* BEGIN *

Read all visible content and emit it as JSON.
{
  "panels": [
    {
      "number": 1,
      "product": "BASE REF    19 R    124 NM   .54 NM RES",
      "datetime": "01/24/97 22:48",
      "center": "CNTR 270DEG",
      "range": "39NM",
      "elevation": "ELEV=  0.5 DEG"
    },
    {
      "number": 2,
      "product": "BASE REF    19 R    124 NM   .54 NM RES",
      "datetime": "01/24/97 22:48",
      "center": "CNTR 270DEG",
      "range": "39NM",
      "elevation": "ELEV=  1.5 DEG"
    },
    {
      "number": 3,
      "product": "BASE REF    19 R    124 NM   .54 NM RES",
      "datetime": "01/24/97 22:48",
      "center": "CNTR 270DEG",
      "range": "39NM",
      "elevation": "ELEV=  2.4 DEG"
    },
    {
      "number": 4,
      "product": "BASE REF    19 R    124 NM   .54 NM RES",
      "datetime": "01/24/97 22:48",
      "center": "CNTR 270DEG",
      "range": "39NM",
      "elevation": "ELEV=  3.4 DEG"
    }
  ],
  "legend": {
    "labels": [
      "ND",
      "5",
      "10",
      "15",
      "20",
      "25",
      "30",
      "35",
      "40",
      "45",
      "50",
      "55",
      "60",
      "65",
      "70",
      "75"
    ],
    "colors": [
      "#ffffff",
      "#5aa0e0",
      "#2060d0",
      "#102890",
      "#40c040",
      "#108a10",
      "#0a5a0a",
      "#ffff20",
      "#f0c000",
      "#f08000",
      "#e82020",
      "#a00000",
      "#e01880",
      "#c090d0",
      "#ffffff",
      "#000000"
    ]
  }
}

* END *

Each line above must be printed exactly as it appears.

Read all visible content and emit it as JSON.
{
  "panels": [
    {
      "number": 1,
      "product": "BASE REF    19 R    124 NM   .54 NM RES",
      "datetime": "01/24/97 22:48",
      "center": "CNTR 270DEG",
      "range": "39NM",
      "elevation": "ELEV=  0.5 DEG"
    },
    {
      "number": 2,
      "product": "BASE REF    19 R    124 NM   .54 NM RES",
      "datetime": "01/24/97 22:48",
      "center": "CNTR 270DEG",
      "range": "39NM",
      "elevation": "ELEV=  1.5 DEG"
    },
    {
      "number": 3,
      "product": "BASE REF    19 R    124 NM   .54 NM RES",
      "datetime": "01/24/97 22:48",
      "center": "CNTR 270DEG",
      "range": "39NM",
      "elevation": "ELEV=  2.4 DEG"
    },
    {
      "number": 4,
      "product": "BASE REF    19 R    124 NM   .54 NM RES",
      "datetime": "01/24/97 22:48",
      "center": "CNTR 270DEG",
      "range": "39NM",
      "elevation": "ELEV=  3.4 DEG"
    }
  ],
  "legend": {
    "labels": [
      "ND",
      "5",
      "10",
      "15",
      "20",
      "25",
      "30",
      "35",
      "40",
      "45",
      "50",
      "55",
      "60",
      "65",
      "70",
      "75"
    ],
    "colors": [
      "#ffffff",
      "#5aa0e0",
      "#2060d0",
      "#102890",
      "#40c040",
      "#108a10",
      "#0a5a0a",
      "#ffff20",
      "#f0c000",
      "#f08000",
      "#e82020",
      "#a00000",
      "#e01880",
      "#c090d0",
      "#ffffff",
      "#000000"
    ]
  }
}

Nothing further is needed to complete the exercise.